Your instructions »
Search the listing below for "this". Copy each matching line.

Provided information »
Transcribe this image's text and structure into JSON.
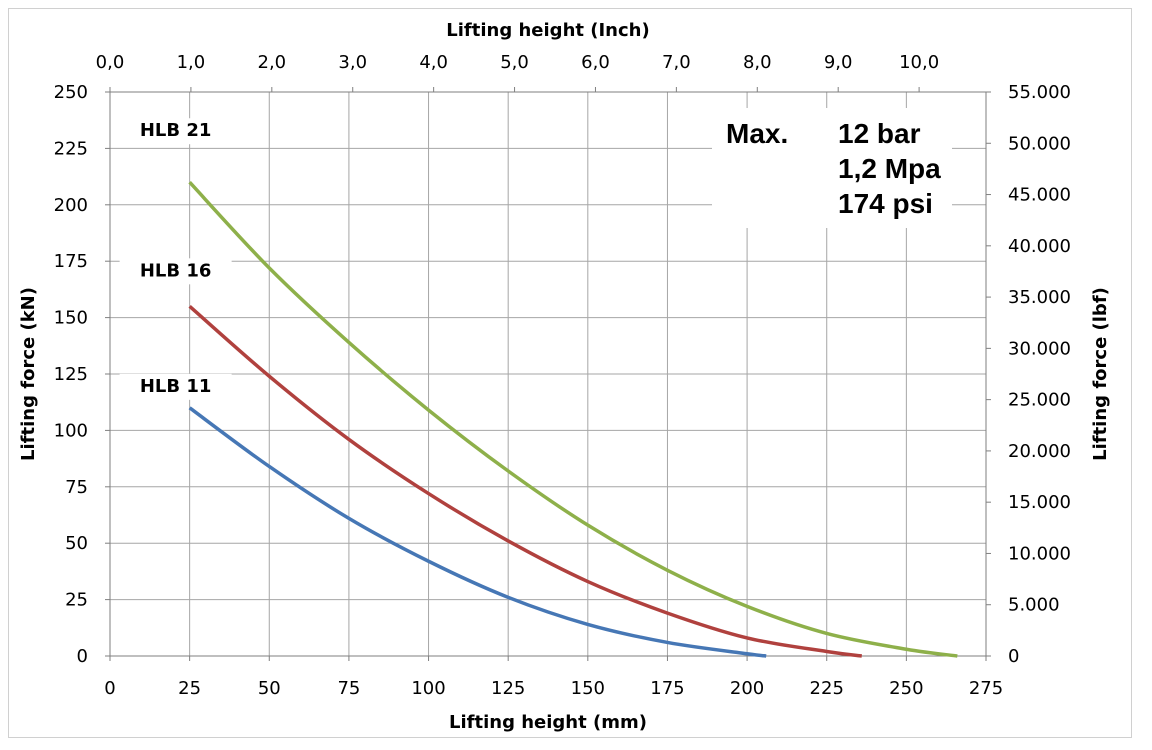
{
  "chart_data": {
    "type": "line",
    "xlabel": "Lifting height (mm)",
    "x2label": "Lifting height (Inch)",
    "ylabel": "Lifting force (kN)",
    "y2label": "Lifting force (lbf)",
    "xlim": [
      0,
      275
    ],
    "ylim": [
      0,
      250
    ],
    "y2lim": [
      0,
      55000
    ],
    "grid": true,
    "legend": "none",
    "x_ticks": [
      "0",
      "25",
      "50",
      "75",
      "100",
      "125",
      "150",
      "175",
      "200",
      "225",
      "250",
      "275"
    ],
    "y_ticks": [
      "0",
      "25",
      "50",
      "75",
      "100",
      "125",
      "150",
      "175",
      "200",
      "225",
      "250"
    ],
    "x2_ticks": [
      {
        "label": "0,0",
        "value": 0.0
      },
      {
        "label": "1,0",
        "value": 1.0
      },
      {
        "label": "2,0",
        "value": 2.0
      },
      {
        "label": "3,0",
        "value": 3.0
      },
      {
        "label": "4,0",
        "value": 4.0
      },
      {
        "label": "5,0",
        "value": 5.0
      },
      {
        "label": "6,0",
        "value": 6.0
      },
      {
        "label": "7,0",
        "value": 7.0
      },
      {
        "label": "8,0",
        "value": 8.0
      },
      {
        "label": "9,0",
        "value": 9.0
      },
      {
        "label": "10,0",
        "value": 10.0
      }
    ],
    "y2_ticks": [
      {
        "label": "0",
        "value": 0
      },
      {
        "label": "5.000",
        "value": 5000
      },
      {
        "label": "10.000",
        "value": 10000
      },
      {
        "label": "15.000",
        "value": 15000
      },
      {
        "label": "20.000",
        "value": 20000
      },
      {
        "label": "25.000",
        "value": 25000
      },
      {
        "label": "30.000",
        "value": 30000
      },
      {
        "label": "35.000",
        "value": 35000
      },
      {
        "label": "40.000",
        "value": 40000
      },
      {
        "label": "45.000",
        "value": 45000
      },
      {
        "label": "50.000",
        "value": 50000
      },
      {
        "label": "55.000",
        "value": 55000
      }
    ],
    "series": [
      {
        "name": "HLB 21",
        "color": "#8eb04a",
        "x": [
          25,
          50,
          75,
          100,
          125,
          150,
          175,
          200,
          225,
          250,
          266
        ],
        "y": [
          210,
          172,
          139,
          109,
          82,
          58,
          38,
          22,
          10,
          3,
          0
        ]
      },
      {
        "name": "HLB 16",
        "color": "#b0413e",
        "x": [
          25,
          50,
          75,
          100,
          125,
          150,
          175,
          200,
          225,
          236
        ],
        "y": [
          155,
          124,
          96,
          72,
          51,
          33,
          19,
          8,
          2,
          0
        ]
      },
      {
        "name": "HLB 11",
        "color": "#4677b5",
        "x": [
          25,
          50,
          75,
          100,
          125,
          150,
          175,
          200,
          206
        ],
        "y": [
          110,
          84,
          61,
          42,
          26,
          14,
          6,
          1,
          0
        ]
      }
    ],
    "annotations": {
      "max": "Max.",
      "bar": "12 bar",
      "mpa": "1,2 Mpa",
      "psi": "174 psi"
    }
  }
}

--

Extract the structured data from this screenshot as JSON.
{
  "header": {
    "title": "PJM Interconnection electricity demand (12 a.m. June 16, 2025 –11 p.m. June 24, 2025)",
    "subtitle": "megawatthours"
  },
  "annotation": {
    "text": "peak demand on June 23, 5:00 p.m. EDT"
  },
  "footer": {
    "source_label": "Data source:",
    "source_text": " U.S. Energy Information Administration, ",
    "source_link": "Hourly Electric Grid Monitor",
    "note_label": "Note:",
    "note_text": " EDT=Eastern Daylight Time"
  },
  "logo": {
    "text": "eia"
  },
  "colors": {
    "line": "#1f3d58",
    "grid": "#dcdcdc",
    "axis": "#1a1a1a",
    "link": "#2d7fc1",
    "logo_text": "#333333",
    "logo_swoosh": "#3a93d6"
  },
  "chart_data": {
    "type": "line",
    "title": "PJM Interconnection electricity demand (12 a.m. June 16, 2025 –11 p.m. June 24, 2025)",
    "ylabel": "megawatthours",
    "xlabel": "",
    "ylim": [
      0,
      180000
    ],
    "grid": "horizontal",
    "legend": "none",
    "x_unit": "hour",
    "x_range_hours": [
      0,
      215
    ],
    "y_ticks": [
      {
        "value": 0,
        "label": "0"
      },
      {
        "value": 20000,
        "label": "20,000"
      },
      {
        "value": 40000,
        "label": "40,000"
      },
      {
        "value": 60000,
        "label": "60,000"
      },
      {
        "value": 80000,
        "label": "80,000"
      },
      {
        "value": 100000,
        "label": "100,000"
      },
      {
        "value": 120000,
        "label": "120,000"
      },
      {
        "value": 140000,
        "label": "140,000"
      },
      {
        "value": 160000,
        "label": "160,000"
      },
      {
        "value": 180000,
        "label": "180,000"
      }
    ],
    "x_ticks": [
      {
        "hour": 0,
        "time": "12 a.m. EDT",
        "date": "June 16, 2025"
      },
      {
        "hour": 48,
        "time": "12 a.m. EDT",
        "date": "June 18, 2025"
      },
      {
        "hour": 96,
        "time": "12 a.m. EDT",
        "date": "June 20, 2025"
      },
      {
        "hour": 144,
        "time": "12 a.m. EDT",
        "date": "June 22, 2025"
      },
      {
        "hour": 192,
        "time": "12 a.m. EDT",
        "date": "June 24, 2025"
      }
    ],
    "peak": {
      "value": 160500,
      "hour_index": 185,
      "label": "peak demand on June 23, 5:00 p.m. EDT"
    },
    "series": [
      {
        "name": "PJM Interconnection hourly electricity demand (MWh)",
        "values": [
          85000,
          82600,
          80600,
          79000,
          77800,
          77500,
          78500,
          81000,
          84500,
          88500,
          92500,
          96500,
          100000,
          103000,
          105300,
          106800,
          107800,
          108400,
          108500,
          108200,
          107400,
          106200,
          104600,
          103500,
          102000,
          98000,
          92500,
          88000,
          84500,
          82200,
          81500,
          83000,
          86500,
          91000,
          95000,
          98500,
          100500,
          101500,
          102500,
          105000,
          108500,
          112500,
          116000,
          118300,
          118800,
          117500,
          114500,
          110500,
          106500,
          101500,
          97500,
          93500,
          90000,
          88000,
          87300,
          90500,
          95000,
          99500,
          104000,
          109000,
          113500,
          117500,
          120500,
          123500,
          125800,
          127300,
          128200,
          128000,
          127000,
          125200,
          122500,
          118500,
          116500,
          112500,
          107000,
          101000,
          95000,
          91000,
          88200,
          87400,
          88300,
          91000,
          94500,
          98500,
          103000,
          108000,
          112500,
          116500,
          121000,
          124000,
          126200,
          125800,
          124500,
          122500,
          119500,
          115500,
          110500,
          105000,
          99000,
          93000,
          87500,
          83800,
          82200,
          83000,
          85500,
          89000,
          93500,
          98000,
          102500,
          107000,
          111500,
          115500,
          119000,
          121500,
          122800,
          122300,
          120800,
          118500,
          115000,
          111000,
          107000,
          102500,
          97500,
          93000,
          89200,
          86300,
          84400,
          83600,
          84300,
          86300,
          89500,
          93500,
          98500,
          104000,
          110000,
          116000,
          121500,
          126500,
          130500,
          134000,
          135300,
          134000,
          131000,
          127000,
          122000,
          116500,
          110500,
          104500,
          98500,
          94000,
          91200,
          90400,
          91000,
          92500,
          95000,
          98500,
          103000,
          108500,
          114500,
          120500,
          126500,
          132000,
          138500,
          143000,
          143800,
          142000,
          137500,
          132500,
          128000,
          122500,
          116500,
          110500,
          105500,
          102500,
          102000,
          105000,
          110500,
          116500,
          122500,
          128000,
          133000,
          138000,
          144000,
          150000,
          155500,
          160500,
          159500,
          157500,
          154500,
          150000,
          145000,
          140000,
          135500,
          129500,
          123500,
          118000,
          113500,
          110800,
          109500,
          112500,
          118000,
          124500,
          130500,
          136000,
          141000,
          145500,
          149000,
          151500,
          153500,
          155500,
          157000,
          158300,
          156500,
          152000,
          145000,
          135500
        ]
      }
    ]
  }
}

Exercise result »
Transcribe this image's text and structure into JSON.
Extract the structured data from this screenshot as JSON.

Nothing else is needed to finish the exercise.